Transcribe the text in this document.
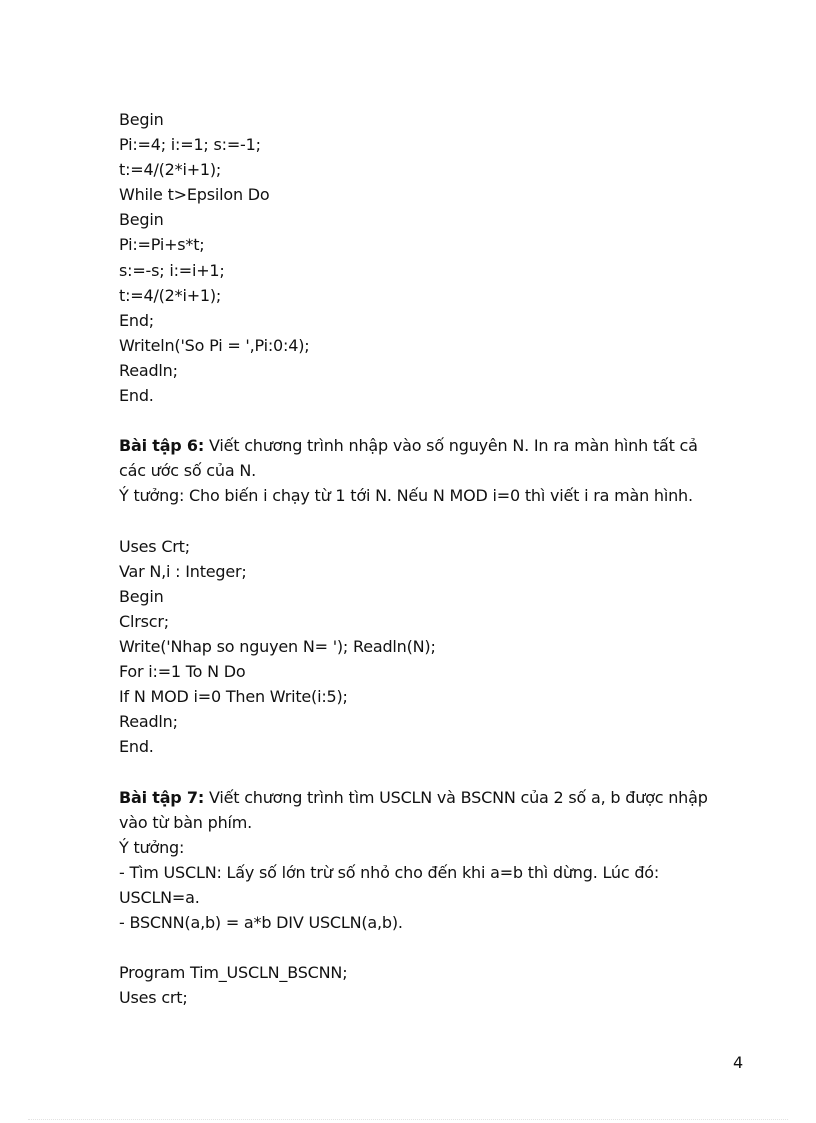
Begin
Pi:=4; i:=1; s:=-1;
t:=4/(2*i+1);
While t>Epsilon Do
Begin
Pi:=Pi+s*t;
s:=-s; i:=i+1;
t:=4/(2*i+1);
End;
Writeln('So Pi = ',Pi:0:4);
Readln;
End.
Bài tập 6: Viết chương trình nhập vào số nguyên N. In ra màn hình tất cả
các ước số của N.
Ý tưởng: Cho biến i chạy từ 1 tới N. Nếu N MOD i=0 thì viết i ra màn hình.
Uses Crt;
Var N,i : Integer;
Begin
Clrscr;
Write('Nhap so nguyen N= '); Readln(N);
For i:=1 To N Do
If N MOD i=0 Then Write(i:5);
Readln;
End.
Bài tập 7: Viết chương trình tìm USCLN và BSCNN của 2 số a, b được nhập
vào từ bàn phím.
Ý tưởng:
- Tìm USCLN: Lấy số lớn trừ số nhỏ cho đến khi a=b thì dừng. Lúc đó:
USCLN=a.
- BSCNN(a,b) = a*b DIV USCLN(a,b).
Program Tim_USCLN_BSCNN;
Uses crt;
4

══════

__Task brief__
Could you reproduce every record above exactly, leaving out the pictures?

__Full output__
Transcribe the text in this document.
Begin
Pi:=4; i:=1; s:=-1;
t:=4/(2*i+1);
While t>Epsilon Do
Begin
Pi:=Pi+s*t;
s:=-s; i:=i+1;
t:=4/(2*i+1);
End;
Writeln('So Pi = ',Pi:0:4);
Readln;
End.
Bài tập 6: Viết chương trình nhập vào số nguyên N. In ra màn hình tất cả
các ước số của N.
Ý tưởng: Cho biến i chạy từ 1 tới N. Nếu N MOD i=0 thì viết i ra màn hình.
Uses Crt;
Var N,i : Integer;
Begin
Clrscr;
Write('Nhap so nguyen N= '); Readln(N);
For i:=1 To N Do
If N MOD i=0 Then Write(i:5);
Readln;
End.
Bài tập 7: Viết chương trình tìm USCLN và BSCNN của 2 số a, b được nhập
vào từ bàn phím.
Ý tưởng:
- Tìm USCLN: Lấy số lớn trừ số nhỏ cho đến khi a=b thì dừng. Lúc đó:
USCLN=a.
- BSCNN(a,b) = a*b DIV USCLN(a,b).
Program Tim_USCLN_BSCNN;
Uses crt;
4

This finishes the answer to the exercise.